» Directive
Update the data from the line containing "temperature-value: 30 bbox=[426, 85, 439, 96]" through the line containing "temperature-value: 34 bbox=[212, 338, 225, 349]" by replacing "temperature-value" with "temperature-reading" and leaving everything else unchanged. Return only those lines.

(Element placement data)

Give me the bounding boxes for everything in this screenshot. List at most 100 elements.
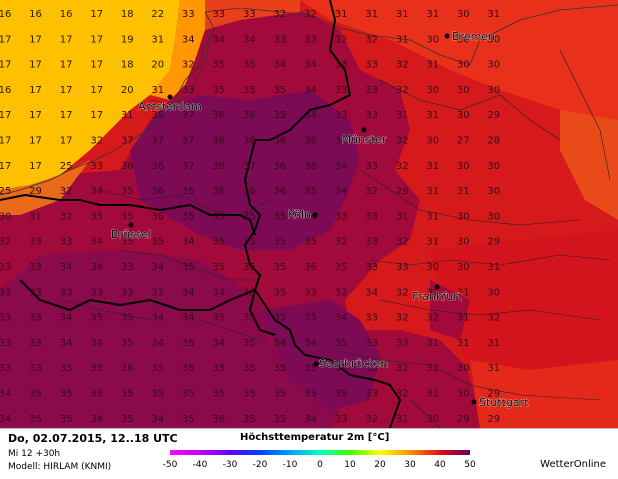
temperature-value: 30 bbox=[426, 85, 439, 96]
temperature-value: 33 bbox=[335, 414, 348, 425]
temperature-value: 31 bbox=[487, 9, 500, 20]
temperature-value: 35 bbox=[121, 389, 134, 400]
temperature-value: 35 bbox=[243, 363, 256, 374]
temperature-value: 16 bbox=[0, 85, 11, 96]
temperature-value: 32 bbox=[396, 237, 409, 248]
temperature-value: 29 bbox=[487, 414, 500, 425]
temperature-value: 31 bbox=[487, 262, 500, 273]
temperature-value: 32 bbox=[182, 60, 195, 71]
temperature-value: 35 bbox=[243, 414, 256, 425]
temperature-value: 17 bbox=[0, 34, 11, 45]
temperature-value: 34 bbox=[182, 287, 195, 298]
temperature-value: 35 bbox=[212, 389, 225, 400]
temperature-value: 34 bbox=[212, 338, 225, 349]
temperature-value: 32 bbox=[396, 85, 409, 96]
temperature-value: 35 bbox=[243, 389, 256, 400]
temperature-value: 30 bbox=[457, 389, 470, 400]
temperature-value: 33 bbox=[335, 136, 348, 147]
temperature-value: 33 bbox=[365, 313, 378, 324]
city-dot-amsterdam bbox=[167, 94, 173, 100]
temperature-value: 34 bbox=[182, 313, 195, 324]
temperature-value: 32 bbox=[396, 389, 409, 400]
temperature-value: 29 bbox=[487, 237, 500, 248]
temperature-value: 33 bbox=[182, 85, 195, 96]
sea-cool-area bbox=[0, 0, 180, 190]
temperature-value: 16 bbox=[0, 9, 11, 20]
temperature-value: 19 bbox=[121, 34, 134, 45]
temperature-value: 35 bbox=[243, 211, 256, 222]
temperature-value: 31 bbox=[457, 338, 470, 349]
temperature-value: 36 bbox=[212, 110, 225, 121]
temperature-value: 30 bbox=[426, 34, 439, 45]
temperature-value: 38 bbox=[212, 161, 225, 172]
border-lux bbox=[249, 289, 276, 336]
temperature-value: 33 bbox=[29, 262, 42, 273]
temperature-grid: 16 16 16 17 18 22 33 33 33 32 32 31 31 31 31 30 31 17 17 17… bbox=[0, 9, 500, 425]
temperature-value: 29 bbox=[487, 389, 500, 400]
temperature-value: 17 bbox=[90, 85, 103, 96]
temperature-value: 31 bbox=[426, 110, 439, 121]
temperature-value: 37 bbox=[151, 136, 164, 147]
temperature-value: 31 bbox=[396, 34, 409, 45]
temperature-value: 32 bbox=[396, 60, 409, 71]
temperature-value: 34 bbox=[151, 338, 164, 349]
temperature-value: 35 bbox=[335, 262, 348, 273]
map-footer: Do, 02.07.2015, 12..18 UTC Mi 12 +30h Mo… bbox=[0, 428, 618, 479]
temperature-value: 34 bbox=[90, 338, 103, 349]
temperature-value: 28 bbox=[487, 136, 500, 147]
temperature-value: 33 bbox=[365, 60, 378, 71]
temperature-value: 36 bbox=[151, 186, 164, 197]
temperature-value: 32 bbox=[335, 237, 348, 248]
legend-tick-label: 0 bbox=[317, 460, 323, 470]
temperature-value: 32 bbox=[365, 186, 378, 197]
border-nl-be bbox=[0, 194, 240, 216]
temperature-value: 17 bbox=[90, 9, 103, 20]
temperature-value: 17 bbox=[29, 85, 42, 96]
temperature-value: 35 bbox=[90, 363, 103, 374]
temperature-value: 30 bbox=[487, 186, 500, 197]
model-run: Mi 12 +30h bbox=[8, 449, 61, 459]
temperature-value: 35 bbox=[182, 338, 195, 349]
temperature-value: 30 bbox=[457, 85, 470, 96]
temperature-value: 35 bbox=[274, 262, 287, 273]
temperature-value: 29 bbox=[29, 186, 42, 197]
temperature-value: 34 bbox=[182, 34, 195, 45]
temperature-value: 35 bbox=[151, 110, 164, 121]
city-dot-frankfurt bbox=[434, 284, 440, 290]
temperature-value: 33 bbox=[396, 262, 409, 273]
temperature-value: 31 bbox=[121, 110, 134, 121]
temperature-value: 17 bbox=[29, 110, 42, 121]
legend-gradient-bar bbox=[170, 450, 470, 455]
temperature-value: 36 bbox=[212, 136, 225, 147]
temperature-value: 18 bbox=[121, 9, 134, 20]
region-border-5 bbox=[369, 254, 611, 266]
legend-tick-label: -10 bbox=[283, 460, 298, 470]
temperature-value: 34 bbox=[0, 389, 11, 400]
temperature-value: 35 bbox=[121, 186, 134, 197]
temperature-value: 33 bbox=[212, 9, 225, 20]
temperature-value: 33 bbox=[182, 9, 195, 20]
temperature-value: 37 bbox=[182, 161, 195, 172]
temperature-value: 31 bbox=[457, 186, 470, 197]
temperature-value: 31 bbox=[426, 338, 439, 349]
temperature-value: 34 bbox=[274, 338, 287, 349]
city-dot-saarbrucken bbox=[313, 361, 319, 367]
temperature-value: 31 bbox=[335, 9, 348, 20]
legend-tick-label: -20 bbox=[253, 460, 268, 470]
temperature-value: 33 bbox=[29, 287, 42, 298]
temperature-value: 33 bbox=[365, 262, 378, 273]
ijsselmeer-shore bbox=[149, 34, 213, 106]
temperature-value: 34 bbox=[274, 60, 287, 71]
temperature-value: 17 bbox=[0, 136, 11, 147]
color-legend: -50 -40 -30 -20 -10 0 10 20 30 40 50 bbox=[163, 450, 476, 470]
temperature-value: 34 bbox=[90, 414, 103, 425]
temperature-value: 33 bbox=[60, 287, 73, 298]
temperature-value: 31 bbox=[426, 60, 439, 71]
temperature-value: 32 bbox=[335, 34, 348, 45]
temperature-value: 36 bbox=[212, 414, 225, 425]
se-cooler-area bbox=[470, 360, 618, 428]
region-border-9 bbox=[559, 49, 611, 181]
temperature-value: 36 bbox=[274, 186, 287, 197]
city-dot-munster bbox=[361, 127, 367, 133]
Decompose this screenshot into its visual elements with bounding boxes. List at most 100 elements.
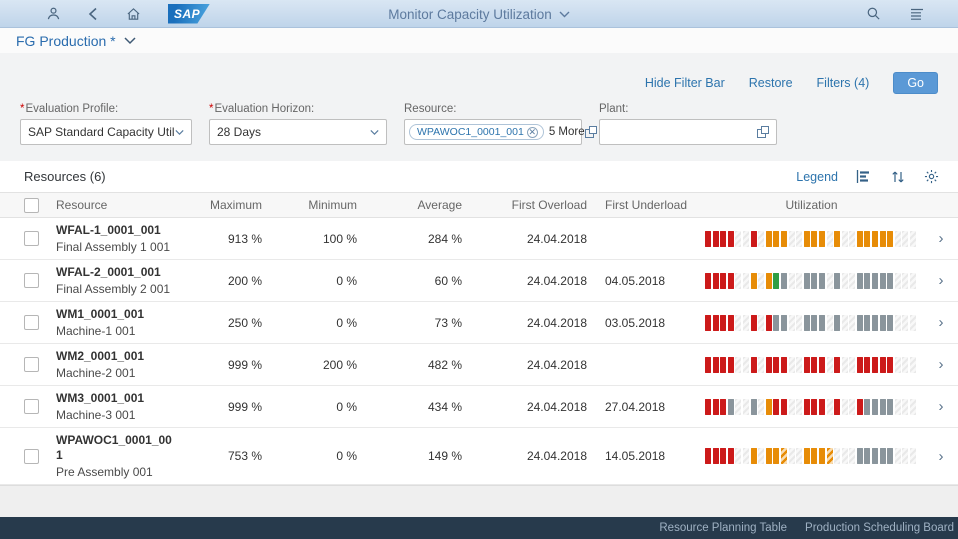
utilization-bar <box>894 398 901 415</box>
utilization-bar <box>887 230 894 247</box>
utilization-bar <box>735 230 742 247</box>
filter-bar: Hide Filter Bar Restore Filters (4) Go *… <box>0 53 958 161</box>
resource-planning-table-link[interactable]: Resource Planning Table <box>659 522 788 534</box>
column-header-resource[interactable]: Resource <box>56 198 108 212</box>
app-title-dropdown[interactable]: Monitor Capacity Utilization <box>388 0 570 28</box>
utilization-bar <box>834 398 841 415</box>
minimum-value: 0 % <box>336 449 357 463</box>
legend-link[interactable]: Legend <box>796 169 838 184</box>
evaluation-horizon-select[interactable]: 28 Days <box>209 119 387 145</box>
utilization-bar <box>872 398 879 415</box>
home-icon[interactable] <box>124 5 142 23</box>
back-icon[interactable] <box>84 5 102 23</box>
row-checkbox[interactable] <box>24 231 39 246</box>
row-navigation-chevron-icon[interactable]: › <box>938 272 944 289</box>
table-row[interactable]: WM2_0001_001 Machine-2 001 999 % 200 % 4… <box>0 344 958 386</box>
column-header-utilization[interactable]: Utilization <box>785 198 838 212</box>
utilization-bar <box>849 230 856 247</box>
resource-description: Final Assembly 1 001 <box>56 240 171 254</box>
utilization-bar <box>750 314 757 331</box>
utilization-bar <box>856 398 863 415</box>
utilization-bar <box>742 272 749 289</box>
utilization-bar <box>856 448 863 464</box>
row-checkbox[interactable] <box>24 448 39 464</box>
row-navigation-chevron-icon[interactable]: › <box>938 398 944 415</box>
table-row[interactable]: WFAL-1_0001_001 Final Assembly 1 001 913… <box>0 218 958 260</box>
shell-header: SAP Monitor Capacity Utilization <box>0 0 958 28</box>
utilization-bar <box>796 314 803 331</box>
row-navigation-chevron-icon[interactable]: › <box>938 314 944 331</box>
variant-title[interactable]: FG Production * <box>16 32 116 49</box>
column-header-average[interactable]: Average <box>417 198 462 212</box>
sort-icon[interactable] <box>889 168 906 185</box>
select-all-checkbox[interactable] <box>24 197 39 213</box>
token-remove-icon[interactable]: ✕ <box>526 126 538 138</box>
utilization-bar <box>720 356 727 373</box>
table-row[interactable]: WFAL-2_0001_001 Final Assembly 2 001 200… <box>0 260 958 302</box>
column-header-first-overload[interactable]: First Overload <box>511 198 587 212</box>
column-header-minimum[interactable]: Minimum <box>308 198 357 212</box>
utilization-bar <box>750 272 757 289</box>
app-title: Monitor Capacity Utilization <box>388 6 552 22</box>
row-checkbox[interactable] <box>24 399 39 414</box>
search-icon[interactable] <box>864 5 882 23</box>
restore-link[interactable]: Restore <box>748 76 793 90</box>
chart-icon[interactable] <box>855 168 872 185</box>
user-icon[interactable] <box>44 5 62 23</box>
utilization-bar <box>910 398 917 415</box>
resource-more-count[interactable]: 5 More <box>548 126 585 138</box>
table-row[interactable]: WM3_0001_001 Machine-3 001 999 % 0 % 434… <box>0 386 958 428</box>
utilization-bar <box>811 314 818 331</box>
utilization-bar <box>788 398 795 415</box>
table-row[interactable]: WPAWOC1_0001_001 Pre Assembly 001 753 % … <box>0 428 958 485</box>
evaluation-profile-label: *Evaluation Profile: <box>20 103 119 115</box>
utilization-bar <box>796 272 803 289</box>
row-checkbox[interactable] <box>24 273 39 288</box>
utilization-bar <box>773 314 780 331</box>
plant-input[interactable] <box>599 119 777 145</box>
utilization-bars <box>705 272 917 289</box>
value-help-icon[interactable] <box>757 126 769 138</box>
utilization-bar <box>902 314 909 331</box>
utilization-bar <box>705 230 711 247</box>
menu-icon[interactable] <box>908 5 926 23</box>
utilization-bar <box>720 272 727 289</box>
utilization-bar <box>735 448 742 464</box>
utilization-bar <box>712 230 719 247</box>
resource-token[interactable]: WPAWOC1_0001_001 ✕ <box>409 124 544 140</box>
utilization-bar <box>818 448 825 464</box>
maximum-value: 999 % <box>227 357 262 372</box>
row-navigation-chevron-icon[interactable]: › <box>938 230 944 247</box>
first-overload-date: 24.04.2018 <box>526 273 587 288</box>
column-header-first-underload[interactable]: First Underload <box>605 198 688 212</box>
row-navigation-chevron-icon[interactable]: › <box>938 447 944 465</box>
resources-table: Resources (6) Legend <box>0 161 958 486</box>
resource-name: WPAWOC1_0001_001 <box>56 433 172 462</box>
resource-token-text: WPAWOC1_0001_001 <box>417 126 524 138</box>
evaluation-profile-select[interactable]: SAP Standard Capacity Utilizat... <box>20 119 192 145</box>
value-help-icon[interactable] <box>584 126 597 138</box>
chevron-down-icon[interactable] <box>124 36 136 45</box>
column-header-maximum[interactable]: Maximum <box>209 198 262 212</box>
maximum-value: 753 % <box>227 449 262 463</box>
utilization-bar <box>894 448 901 464</box>
hide-filter-bar-link[interactable]: Hide Filter Bar <box>644 76 725 90</box>
utilization-bar <box>910 272 917 289</box>
utilization-bar <box>849 448 856 464</box>
row-checkbox[interactable] <box>24 315 39 330</box>
go-button[interactable]: Go <box>893 72 938 94</box>
table-row[interactable]: WM1_0001_001 Machine-1 001 250 % 0 % 73 … <box>0 302 958 344</box>
evaluation-horizon-field: *Evaluation Horizon: 28 Days <box>209 103 387 145</box>
utilization-bar <box>750 448 757 464</box>
utilization-bar <box>796 356 803 373</box>
resource-multi-input[interactable]: WPAWOC1_0001_001 ✕ 5 More <box>404 119 597 145</box>
settings-icon[interactable] <box>923 168 940 185</box>
utilization-bar <box>849 272 856 289</box>
utilization-bar <box>864 230 871 247</box>
row-navigation-chevron-icon[interactable]: › <box>938 356 944 373</box>
row-checkbox[interactable] <box>24 357 39 372</box>
filters-link[interactable]: Filters (4) <box>816 76 870 90</box>
production-scheduling-board-link[interactable]: Production Scheduling Board <box>805 522 954 534</box>
required-marker: * <box>209 103 214 115</box>
required-marker: * <box>20 103 25 115</box>
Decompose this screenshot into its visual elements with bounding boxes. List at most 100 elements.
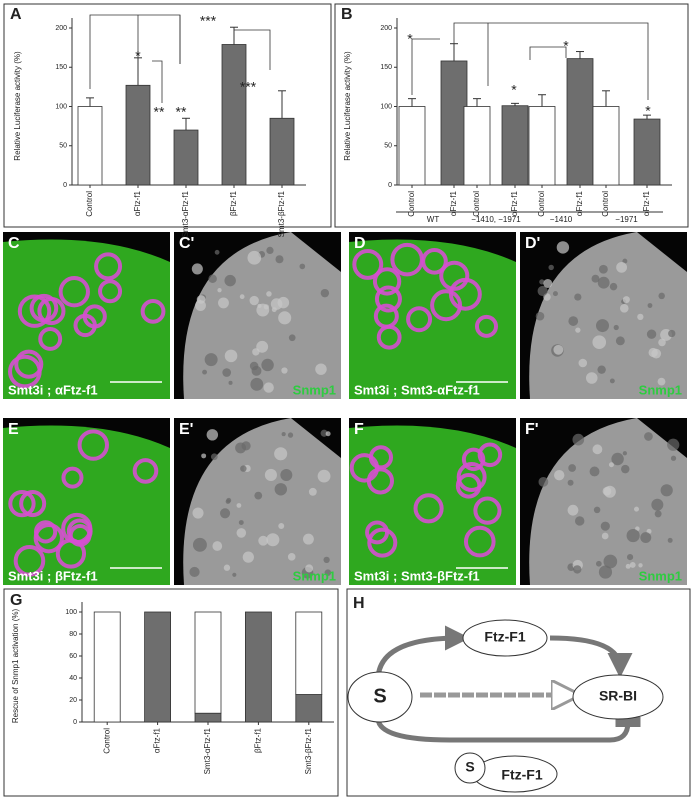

» Answer for this exercise
temperature-reading: 30 bbox=[426, 85, 439, 96]
temperature-reading: 33 bbox=[335, 414, 348, 425]
temperature-reading: 31 bbox=[487, 9, 500, 20]
temperature-reading: 35 bbox=[121, 389, 134, 400]
temperature-reading: 35 bbox=[243, 363, 256, 374]
temperature-reading: 16 bbox=[0, 85, 11, 96]
temperature-reading: 32 bbox=[396, 237, 409, 248]
temperature-reading: 29 bbox=[487, 414, 500, 425]
temperature-reading: 31 bbox=[487, 262, 500, 273]
temperature-reading: 32 bbox=[182, 60, 195, 71]
temperature-reading: 35 bbox=[243, 414, 256, 425]
temperature-reading: 17 bbox=[0, 34, 11, 45]
temperature-reading: 34 bbox=[182, 287, 195, 298]
temperature-reading: 35 bbox=[212, 389, 225, 400]
temperature-reading: 34 bbox=[212, 338, 225, 349]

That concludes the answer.